• Your goal:
Retype all of the data exactly as given.

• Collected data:
⟨

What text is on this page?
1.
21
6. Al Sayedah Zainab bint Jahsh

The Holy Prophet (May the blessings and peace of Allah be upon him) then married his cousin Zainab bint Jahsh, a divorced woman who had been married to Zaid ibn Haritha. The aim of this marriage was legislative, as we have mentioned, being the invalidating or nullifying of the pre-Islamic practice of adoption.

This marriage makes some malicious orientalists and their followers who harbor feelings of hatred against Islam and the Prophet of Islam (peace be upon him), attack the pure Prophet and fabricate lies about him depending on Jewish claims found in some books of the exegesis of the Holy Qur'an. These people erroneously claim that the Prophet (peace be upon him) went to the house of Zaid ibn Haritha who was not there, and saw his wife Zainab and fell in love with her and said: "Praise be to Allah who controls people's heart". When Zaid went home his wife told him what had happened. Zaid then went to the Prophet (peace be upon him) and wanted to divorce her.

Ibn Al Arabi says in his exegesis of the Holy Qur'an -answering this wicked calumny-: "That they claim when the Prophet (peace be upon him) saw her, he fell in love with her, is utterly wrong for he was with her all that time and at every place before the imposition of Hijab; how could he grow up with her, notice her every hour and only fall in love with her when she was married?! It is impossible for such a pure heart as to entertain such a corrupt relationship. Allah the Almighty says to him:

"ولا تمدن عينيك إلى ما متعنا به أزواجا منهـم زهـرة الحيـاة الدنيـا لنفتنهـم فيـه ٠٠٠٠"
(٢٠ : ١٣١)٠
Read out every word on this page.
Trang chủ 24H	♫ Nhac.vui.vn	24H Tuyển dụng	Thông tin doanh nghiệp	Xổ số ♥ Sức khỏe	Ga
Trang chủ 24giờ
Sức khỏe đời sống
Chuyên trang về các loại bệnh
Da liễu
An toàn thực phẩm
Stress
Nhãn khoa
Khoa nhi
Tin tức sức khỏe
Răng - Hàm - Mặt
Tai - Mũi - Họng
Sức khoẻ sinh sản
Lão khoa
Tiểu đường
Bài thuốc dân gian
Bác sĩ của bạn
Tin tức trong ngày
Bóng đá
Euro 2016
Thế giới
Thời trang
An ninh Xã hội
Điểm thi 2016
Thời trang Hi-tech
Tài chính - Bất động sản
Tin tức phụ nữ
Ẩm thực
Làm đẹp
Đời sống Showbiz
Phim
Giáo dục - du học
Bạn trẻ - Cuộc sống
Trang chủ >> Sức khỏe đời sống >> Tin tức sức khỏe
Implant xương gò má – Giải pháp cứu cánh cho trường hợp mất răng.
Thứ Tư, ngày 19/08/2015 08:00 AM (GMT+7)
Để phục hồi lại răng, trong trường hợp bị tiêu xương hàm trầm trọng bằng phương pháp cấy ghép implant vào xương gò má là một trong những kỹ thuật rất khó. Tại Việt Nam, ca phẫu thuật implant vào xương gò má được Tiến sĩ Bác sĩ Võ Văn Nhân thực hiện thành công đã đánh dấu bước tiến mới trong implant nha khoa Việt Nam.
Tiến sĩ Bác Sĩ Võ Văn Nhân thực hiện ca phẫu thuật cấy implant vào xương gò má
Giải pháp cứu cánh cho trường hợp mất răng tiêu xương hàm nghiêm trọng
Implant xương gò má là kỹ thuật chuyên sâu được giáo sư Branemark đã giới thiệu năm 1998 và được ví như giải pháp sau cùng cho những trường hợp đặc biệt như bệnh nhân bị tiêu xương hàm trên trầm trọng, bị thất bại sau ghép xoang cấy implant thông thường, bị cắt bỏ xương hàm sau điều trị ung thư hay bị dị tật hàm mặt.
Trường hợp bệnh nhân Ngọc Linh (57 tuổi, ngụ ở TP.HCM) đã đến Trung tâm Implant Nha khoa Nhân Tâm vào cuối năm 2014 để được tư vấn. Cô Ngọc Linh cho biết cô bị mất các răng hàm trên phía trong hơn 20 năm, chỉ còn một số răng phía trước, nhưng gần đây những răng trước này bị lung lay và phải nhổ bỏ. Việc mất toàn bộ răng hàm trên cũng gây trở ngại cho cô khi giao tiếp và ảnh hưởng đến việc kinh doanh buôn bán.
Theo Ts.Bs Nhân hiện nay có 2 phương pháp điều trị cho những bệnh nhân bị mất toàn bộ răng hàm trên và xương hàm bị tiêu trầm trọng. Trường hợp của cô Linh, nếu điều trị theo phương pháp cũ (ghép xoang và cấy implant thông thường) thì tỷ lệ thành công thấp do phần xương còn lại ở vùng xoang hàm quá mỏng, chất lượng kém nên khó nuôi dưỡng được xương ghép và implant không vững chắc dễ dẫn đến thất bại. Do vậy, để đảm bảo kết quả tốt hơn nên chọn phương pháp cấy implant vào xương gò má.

⟩

• Result of this task:
What text is on this page?
1.
21
6. Al Sayedah Zainab bint Jahsh

The Holy Prophet (May the blessings and peace of Allah be upon him) then married his cousin Zainab bint Jahsh, a divorced woman who had been married to Zaid ibn Haritha. The aim of this marriage was legislative, as we have mentioned, being the invalidating or nullifying of the pre-Islamic practice of adoption.

This marriage makes some malicious orientalists and their followers who harbor feelings of hatred against Islam and the Prophet of Islam (peace be upon him), attack the pure Prophet and fabricate lies about him depending on Jewish claims found in some books of the exegesis of the Holy Qur'an. These people erroneously claim that the Prophet (peace be upon him) went to the house of Zaid ibn Haritha who was not there, and saw his wife Zainab and fell in love with her and said: "Praise be to Allah who controls people's heart". When Zaid went home his wife told him what had happened. Zaid then went to the Prophet (peace be upon him) and wanted to divorce her.

Ibn Al Arabi says in his exegesis of the Holy Qur'an -answering this wicked calumny-: "That they claim when the Prophet (peace be upon him) saw her, he fell in love with her, is utterly wrong for he was with her all that time and at every place before the imposition of Hijab; how could he grow up with her, notice her every hour and only fall in love with her when she was married?! It is impossible for such a pure heart as to entertain such a corrupt relationship. Allah the Almighty says to him:

"ولا تمدن عينيك إلى ما متعنا به أزواجا منهـم زهـرة الحيـاة الدنيـا لنفتنهـم فيـه ٠٠٠٠"
(٢٠ : ١٣١)٠
Read out every word on this page.
Trang chủ 24H	♫ Nhac.vui.vn	24H Tuyển dụng	Thông tin doanh nghiệp	Xổ số ♥ Sức khỏe	Ga
Trang chủ 24giờ
Sức khỏe đời sống
Chuyên trang về các loại bệnh
Da liễu
An toàn thực phẩm
Stress
Nhãn khoa
Khoa nhi
Tin tức sức khỏe
Răng - Hàm - Mặt
Tai - Mũi - Họng
Sức khoẻ sinh sản
Lão khoa
Tiểu đường
Bài thuốc dân gian
Bác sĩ của bạn
Tin tức trong ngày
Bóng đá
Euro 2016
Thế giới
Thời trang
An ninh Xã hội
Điểm thi 2016
Thời trang Hi-tech
Tài chính - Bất động sản
Tin tức phụ nữ
Ẩm thực
Làm đẹp
Đời sống Showbiz
Phim
Giáo dục - du học
Bạn trẻ - Cuộc sống
Trang chủ >> Sức khỏe đời sống >> Tin tức sức khỏe
Implant xương gò má – Giải pháp cứu cánh cho trường hợp mất răng.
Thứ Tư, ngày 19/08/2015 08:00 AM (GMT+7)
Để phục hồi lại răng, trong trường hợp bị tiêu xương hàm trầm trọng bằng phương pháp cấy ghép implant vào xương gò má là một trong những kỹ thuật rất khó. Tại Việt Nam, ca phẫu thuật implant vào xương gò má được Tiến sĩ Bác sĩ Võ Văn Nhân thực hiện thành công đã đánh dấu bước tiến mới trong implant nha khoa Việt Nam.
Tiến sĩ Bác Sĩ Võ Văn Nhân thực hiện ca phẫu thuật cấy implant vào xương gò má
Giải pháp cứu cánh cho trường hợp mất răng tiêu xương hàm nghiêm trọng
Implant xương gò má là kỹ thuật chuyên sâu được giáo sư Branemark đã giới thiệu năm 1998 và được ví như giải pháp sau cùng cho những trường hợp đặc biệt như bệnh nhân bị tiêu xương hàm trên trầm trọng, bị thất bại sau ghép xoang cấy implant thông thường, bị cắt bỏ xương hàm sau điều trị ung thư hay bị dị tật hàm mặt.
Trường hợp bệnh nhân Ngọc Linh (57 tuổi, ngụ ở TP.HCM) đã đến Trung tâm Implant Nha khoa Nhân Tâm vào cuối năm 2014 để được tư vấn. Cô Ngọc Linh cho biết cô bị mất các răng hàm trên phía trong hơn 20 năm, chỉ còn một số răng phía trước, nhưng gần đây những răng trước này bị lung lay và phải nhổ bỏ. Việc mất toàn bộ răng hàm trên cũng gây trở ngại cho cô khi giao tiếp và ảnh hưởng đến việc kinh doanh buôn bán.
Theo Ts.Bs Nhân hiện nay có 2 phương pháp điều trị cho những bệnh nhân bị mất toàn bộ răng hàm trên và xương hàm bị tiêu trầm trọng. Trường hợp của cô Linh, nếu điều trị theo phương pháp cũ (ghép xoang và cấy implant thông thường) thì tỷ lệ thành công thấp do phần xương còn lại ở vùng xoang hàm quá mỏng, chất lượng kém nên khó nuôi dưỡng được xương ghép và implant không vững chắc dễ dẫn đến thất bại. Do vậy, để đảm bảo kết quả tốt hơn nên chọn phương pháp cấy implant vào xương gò má.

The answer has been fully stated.